### AIM OF THE EXERCISE
Gather up every line from the entries below that uses the word "green".

****************************************

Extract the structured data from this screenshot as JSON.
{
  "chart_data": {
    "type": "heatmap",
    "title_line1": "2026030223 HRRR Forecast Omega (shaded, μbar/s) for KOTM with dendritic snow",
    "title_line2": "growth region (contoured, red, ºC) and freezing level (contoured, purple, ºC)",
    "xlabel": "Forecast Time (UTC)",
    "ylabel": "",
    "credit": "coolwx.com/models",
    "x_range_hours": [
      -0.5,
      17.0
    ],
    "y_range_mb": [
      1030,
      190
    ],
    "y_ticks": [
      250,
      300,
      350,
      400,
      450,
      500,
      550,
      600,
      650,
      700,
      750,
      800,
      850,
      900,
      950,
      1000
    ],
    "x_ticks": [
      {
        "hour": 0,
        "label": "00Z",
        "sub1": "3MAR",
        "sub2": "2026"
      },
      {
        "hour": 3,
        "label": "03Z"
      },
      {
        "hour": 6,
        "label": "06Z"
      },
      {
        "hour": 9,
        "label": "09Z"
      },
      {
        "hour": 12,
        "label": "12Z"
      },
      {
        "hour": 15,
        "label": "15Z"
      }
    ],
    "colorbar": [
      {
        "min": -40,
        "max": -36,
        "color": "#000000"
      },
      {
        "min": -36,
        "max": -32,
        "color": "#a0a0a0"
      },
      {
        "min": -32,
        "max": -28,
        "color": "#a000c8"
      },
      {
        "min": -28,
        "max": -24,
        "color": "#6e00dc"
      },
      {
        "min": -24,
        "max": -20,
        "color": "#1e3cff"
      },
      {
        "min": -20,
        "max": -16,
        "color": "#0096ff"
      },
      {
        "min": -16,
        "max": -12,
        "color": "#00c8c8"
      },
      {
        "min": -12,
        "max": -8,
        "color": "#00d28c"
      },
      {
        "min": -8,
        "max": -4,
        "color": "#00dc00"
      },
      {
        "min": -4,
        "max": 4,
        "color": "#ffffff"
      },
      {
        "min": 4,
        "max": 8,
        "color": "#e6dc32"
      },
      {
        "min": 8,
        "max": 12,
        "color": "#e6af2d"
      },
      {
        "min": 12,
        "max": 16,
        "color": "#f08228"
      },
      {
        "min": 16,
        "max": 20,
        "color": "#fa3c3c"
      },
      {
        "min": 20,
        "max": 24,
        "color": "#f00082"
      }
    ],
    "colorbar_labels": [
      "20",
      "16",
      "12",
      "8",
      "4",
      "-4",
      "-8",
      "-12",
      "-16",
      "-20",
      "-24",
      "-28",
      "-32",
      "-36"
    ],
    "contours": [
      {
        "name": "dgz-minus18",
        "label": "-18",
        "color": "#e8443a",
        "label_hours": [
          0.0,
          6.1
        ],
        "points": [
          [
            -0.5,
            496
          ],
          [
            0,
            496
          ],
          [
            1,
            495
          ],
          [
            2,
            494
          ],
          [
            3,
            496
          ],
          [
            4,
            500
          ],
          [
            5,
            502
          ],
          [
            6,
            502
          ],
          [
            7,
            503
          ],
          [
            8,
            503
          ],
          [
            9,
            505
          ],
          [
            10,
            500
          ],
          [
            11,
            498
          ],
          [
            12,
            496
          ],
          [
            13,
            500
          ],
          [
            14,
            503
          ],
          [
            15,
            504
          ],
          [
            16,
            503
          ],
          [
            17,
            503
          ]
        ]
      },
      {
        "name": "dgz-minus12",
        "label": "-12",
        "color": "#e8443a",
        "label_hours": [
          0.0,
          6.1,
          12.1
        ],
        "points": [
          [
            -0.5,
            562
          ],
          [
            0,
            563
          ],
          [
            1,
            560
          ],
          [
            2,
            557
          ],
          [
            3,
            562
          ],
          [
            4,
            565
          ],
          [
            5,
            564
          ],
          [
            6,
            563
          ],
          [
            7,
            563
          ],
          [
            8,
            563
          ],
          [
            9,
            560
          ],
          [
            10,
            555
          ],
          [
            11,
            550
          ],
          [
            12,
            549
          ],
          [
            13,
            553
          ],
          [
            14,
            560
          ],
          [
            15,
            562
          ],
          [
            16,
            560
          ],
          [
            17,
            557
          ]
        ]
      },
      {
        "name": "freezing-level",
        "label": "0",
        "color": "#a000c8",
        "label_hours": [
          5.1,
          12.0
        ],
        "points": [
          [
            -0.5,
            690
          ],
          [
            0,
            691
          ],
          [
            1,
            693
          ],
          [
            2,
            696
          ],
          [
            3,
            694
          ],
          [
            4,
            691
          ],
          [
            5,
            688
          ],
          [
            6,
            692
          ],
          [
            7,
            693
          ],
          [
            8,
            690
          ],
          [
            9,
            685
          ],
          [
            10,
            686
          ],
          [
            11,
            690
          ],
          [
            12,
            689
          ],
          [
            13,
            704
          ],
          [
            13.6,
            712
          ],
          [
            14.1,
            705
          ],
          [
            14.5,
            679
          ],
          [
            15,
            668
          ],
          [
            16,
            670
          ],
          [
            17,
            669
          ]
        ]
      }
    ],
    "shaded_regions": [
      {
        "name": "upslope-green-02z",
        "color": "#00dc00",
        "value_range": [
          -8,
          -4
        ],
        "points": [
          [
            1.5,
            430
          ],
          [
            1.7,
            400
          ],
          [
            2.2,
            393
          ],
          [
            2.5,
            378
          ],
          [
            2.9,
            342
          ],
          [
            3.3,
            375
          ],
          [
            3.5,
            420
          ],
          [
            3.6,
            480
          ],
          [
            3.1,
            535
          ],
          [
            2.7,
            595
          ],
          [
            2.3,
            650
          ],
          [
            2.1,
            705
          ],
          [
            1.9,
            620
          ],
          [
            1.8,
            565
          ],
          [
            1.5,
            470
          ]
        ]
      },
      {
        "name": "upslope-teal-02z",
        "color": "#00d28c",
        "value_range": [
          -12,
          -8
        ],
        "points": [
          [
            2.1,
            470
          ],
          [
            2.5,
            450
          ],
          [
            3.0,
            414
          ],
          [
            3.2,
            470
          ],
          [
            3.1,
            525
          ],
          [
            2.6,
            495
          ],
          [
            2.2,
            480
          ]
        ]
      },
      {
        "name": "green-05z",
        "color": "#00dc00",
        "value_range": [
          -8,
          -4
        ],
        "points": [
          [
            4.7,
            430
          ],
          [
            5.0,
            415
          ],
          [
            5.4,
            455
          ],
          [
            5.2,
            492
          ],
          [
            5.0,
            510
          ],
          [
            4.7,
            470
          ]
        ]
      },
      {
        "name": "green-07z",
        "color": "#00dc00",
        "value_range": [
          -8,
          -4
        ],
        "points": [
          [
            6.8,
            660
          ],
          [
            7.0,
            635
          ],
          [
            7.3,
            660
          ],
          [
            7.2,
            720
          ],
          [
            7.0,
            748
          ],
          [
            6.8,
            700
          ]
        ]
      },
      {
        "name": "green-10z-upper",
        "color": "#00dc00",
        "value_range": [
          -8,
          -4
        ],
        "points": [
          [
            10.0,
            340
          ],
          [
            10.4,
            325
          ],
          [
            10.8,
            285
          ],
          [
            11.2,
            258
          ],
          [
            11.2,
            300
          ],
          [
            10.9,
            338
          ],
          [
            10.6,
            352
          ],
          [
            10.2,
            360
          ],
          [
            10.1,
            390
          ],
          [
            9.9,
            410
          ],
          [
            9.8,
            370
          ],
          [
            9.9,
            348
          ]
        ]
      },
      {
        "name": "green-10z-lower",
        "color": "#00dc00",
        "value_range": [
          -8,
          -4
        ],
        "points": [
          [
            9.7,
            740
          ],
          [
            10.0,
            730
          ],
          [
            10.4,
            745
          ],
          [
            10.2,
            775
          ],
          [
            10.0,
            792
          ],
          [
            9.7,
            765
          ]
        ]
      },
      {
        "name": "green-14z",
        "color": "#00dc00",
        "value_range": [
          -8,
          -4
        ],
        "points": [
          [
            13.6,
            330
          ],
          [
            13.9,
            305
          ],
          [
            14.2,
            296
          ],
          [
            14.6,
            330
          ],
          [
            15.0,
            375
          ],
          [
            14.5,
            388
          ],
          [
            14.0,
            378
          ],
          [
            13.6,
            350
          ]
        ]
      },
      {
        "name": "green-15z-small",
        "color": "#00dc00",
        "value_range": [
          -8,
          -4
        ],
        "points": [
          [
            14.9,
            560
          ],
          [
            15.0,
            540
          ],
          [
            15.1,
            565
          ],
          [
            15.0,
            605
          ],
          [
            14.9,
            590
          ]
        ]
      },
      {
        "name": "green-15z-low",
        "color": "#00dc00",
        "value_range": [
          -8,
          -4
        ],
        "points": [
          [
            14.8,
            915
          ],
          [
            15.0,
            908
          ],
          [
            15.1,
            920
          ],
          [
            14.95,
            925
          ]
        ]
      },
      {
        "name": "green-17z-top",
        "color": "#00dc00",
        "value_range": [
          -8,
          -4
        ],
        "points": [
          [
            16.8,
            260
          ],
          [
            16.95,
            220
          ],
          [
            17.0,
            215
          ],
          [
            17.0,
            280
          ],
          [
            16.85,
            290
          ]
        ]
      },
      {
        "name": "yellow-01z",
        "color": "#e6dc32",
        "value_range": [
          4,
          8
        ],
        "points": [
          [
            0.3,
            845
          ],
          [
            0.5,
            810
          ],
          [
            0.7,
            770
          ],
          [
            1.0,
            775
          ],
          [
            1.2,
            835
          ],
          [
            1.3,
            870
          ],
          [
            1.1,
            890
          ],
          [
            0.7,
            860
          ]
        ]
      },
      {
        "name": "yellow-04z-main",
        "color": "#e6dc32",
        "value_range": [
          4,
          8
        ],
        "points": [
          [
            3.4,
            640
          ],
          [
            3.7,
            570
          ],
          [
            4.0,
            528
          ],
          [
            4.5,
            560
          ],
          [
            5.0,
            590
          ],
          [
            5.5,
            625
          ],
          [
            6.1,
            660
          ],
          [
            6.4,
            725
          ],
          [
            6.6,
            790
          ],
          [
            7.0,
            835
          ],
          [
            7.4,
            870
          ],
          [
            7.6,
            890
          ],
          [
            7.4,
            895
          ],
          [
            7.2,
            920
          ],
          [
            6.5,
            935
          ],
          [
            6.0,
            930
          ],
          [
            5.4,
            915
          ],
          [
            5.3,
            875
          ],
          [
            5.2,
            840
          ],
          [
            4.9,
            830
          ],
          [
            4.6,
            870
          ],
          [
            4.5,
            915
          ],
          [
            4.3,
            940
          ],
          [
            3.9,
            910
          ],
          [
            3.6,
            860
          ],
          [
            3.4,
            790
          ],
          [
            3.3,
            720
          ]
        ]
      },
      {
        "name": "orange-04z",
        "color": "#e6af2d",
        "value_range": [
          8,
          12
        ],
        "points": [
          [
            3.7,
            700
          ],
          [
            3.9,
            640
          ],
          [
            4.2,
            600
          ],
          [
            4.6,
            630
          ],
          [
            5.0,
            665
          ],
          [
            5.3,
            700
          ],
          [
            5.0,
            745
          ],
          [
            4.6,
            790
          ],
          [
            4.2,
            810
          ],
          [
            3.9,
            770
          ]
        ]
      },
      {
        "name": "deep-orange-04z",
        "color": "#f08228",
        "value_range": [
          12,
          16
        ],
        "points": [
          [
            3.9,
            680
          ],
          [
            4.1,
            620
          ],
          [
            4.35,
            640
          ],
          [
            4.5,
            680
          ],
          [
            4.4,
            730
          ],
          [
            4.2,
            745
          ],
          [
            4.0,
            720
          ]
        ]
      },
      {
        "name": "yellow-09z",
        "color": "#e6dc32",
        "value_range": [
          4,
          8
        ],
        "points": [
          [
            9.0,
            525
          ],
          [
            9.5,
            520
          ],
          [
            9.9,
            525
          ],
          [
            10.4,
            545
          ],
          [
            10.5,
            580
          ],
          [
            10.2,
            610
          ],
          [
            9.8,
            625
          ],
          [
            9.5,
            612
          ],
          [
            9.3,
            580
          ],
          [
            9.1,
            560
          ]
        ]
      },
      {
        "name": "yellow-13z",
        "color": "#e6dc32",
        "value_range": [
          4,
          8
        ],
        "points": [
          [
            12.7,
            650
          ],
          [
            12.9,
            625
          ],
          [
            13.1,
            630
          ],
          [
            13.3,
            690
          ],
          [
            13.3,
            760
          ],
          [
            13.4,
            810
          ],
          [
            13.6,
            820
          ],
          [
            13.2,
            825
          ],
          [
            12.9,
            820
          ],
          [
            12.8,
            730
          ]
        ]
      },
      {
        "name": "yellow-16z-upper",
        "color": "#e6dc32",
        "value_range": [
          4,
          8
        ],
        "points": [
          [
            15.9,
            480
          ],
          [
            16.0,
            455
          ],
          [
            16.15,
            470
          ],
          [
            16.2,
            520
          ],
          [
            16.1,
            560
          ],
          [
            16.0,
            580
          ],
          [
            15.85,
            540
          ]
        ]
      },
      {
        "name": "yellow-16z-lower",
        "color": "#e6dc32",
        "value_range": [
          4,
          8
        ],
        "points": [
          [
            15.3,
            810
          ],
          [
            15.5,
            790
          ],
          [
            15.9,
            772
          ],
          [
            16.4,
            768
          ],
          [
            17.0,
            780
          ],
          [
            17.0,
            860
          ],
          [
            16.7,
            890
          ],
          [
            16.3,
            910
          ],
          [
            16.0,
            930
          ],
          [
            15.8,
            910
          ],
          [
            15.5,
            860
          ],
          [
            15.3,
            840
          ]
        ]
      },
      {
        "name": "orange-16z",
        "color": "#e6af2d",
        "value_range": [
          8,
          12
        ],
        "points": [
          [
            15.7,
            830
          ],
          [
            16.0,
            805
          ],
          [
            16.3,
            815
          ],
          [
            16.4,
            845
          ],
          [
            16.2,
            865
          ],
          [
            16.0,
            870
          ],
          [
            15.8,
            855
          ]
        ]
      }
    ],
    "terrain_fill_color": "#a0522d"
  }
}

****************************************

### FINAL ANSWER
        "name": "upslope-green-02z",
        "name": "green-05z",
        "name": "green-07z",
        "name": "green-10z-upper",
        "name": "green-10z-lower",
        "name": "green-14z",
        "name": "green-15z-small",
        "name": "green-15z-low",
        "name": "green-17z-top",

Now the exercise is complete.